== Problem statement ==
Transcribe the whole listing without a single picture.

== Entries supplied ==
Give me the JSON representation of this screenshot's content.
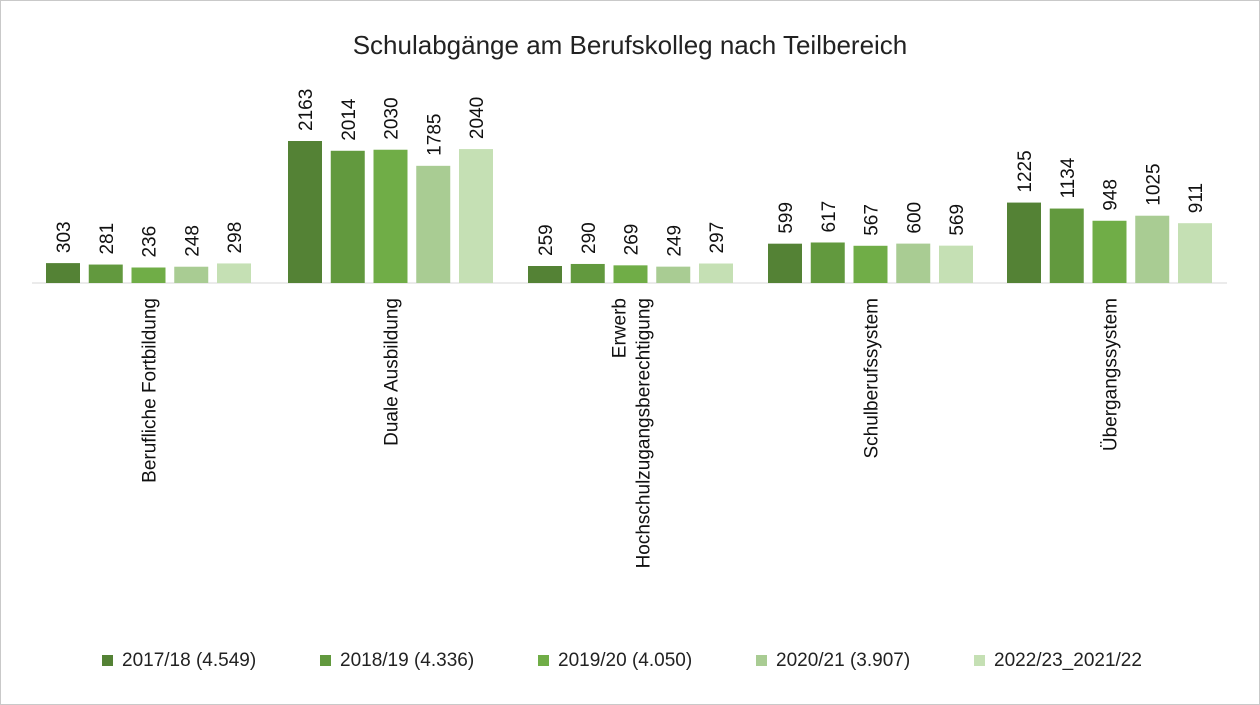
{
  "chart_data": {
    "type": "bar",
    "title": "Schulabgänge am Berufskolleg nach Teilbereich",
    "categories": [
      "Berufliche Fortbildung",
      "Duale Ausbildung",
      "Erwerb Hochschulzugangsberechtigung",
      "Schulberufssystem",
      "Übergangssystem"
    ],
    "category_lines": [
      [
        "Berufliche Fortbildung"
      ],
      [
        "Duale Ausbildung"
      ],
      [
        "Erwerb",
        "Hochschulzugangsberechtigung"
      ],
      [
        "Schulberufssystem"
      ],
      [
        "Übergangssystem"
      ]
    ],
    "series": [
      {
        "name": "2017/18 (4.549)",
        "values": [
          303,
          2163,
          259,
          599,
          1225
        ],
        "color": "#548235"
      },
      {
        "name": "2018/19 (4.336)",
        "values": [
          281,
          2014,
          290,
          617,
          1134
        ],
        "color": "#62993E"
      },
      {
        "name": "2019/20 (4.050)",
        "values": [
          236,
          2030,
          269,
          567,
          948
        ],
        "color": "#70AD47"
      },
      {
        "name": "2020/21 (3.907)",
        "values": [
          248,
          1785,
          249,
          600,
          1025
        ],
        "color": "#A9CC93"
      },
      {
        "name": "2022/23_2021/22",
        "values": [
          298,
          2040,
          297,
          569,
          911
        ],
        "color": "#C5E0B4"
      }
    ],
    "ylim": [
      0,
      2163
    ],
    "xlabel": "",
    "ylabel": "",
    "grid": false,
    "legend_position": "bottom",
    "data_labels": true,
    "data_label_rotation": "vertical"
  }
}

== Task result ==
Give me the JSON representation of this screenshot's content.
{
  "chart_data": {
    "type": "bar",
    "title": "Schulabgänge am Berufskolleg nach Teilbereich",
    "categories": [
      "Berufliche Fortbildung",
      "Duale Ausbildung",
      "Erwerb Hochschulzugangsberechtigung",
      "Schulberufssystem",
      "Übergangssystem"
    ],
    "category_lines": [
      [
        "Berufliche Fortbildung"
      ],
      [
        "Duale Ausbildung"
      ],
      [
        "Erwerb",
        "Hochschulzugangsberechtigung"
      ],
      [
        "Schulberufssystem"
      ],
      [
        "Übergangssystem"
      ]
    ],
    "series": [
      {
        "name": "2017/18 (4.549)",
        "values": [
          303,
          2163,
          259,
          599,
          1225
        ],
        "color": "#548235"
      },
      {
        "name": "2018/19 (4.336)",
        "values": [
          281,
          2014,
          290,
          617,
          1134
        ],
        "color": "#62993E"
      },
      {
        "name": "2019/20 (4.050)",
        "values": [
          236,
          2030,
          269,
          567,
          948
        ],
        "color": "#70AD47"
      },
      {
        "name": "2020/21 (3.907)",
        "values": [
          248,
          1785,
          249,
          600,
          1025
        ],
        "color": "#A9CC93"
      },
      {
        "name": "2022/23_2021/22",
        "values": [
          298,
          2040,
          297,
          569,
          911
        ],
        "color": "#C5E0B4"
      }
    ],
    "ylim": [
      0,
      2163
    ],
    "xlabel": "",
    "ylabel": "",
    "grid": false,
    "legend_position": "bottom",
    "data_labels": true,
    "data_label_rotation": "vertical"
  }
}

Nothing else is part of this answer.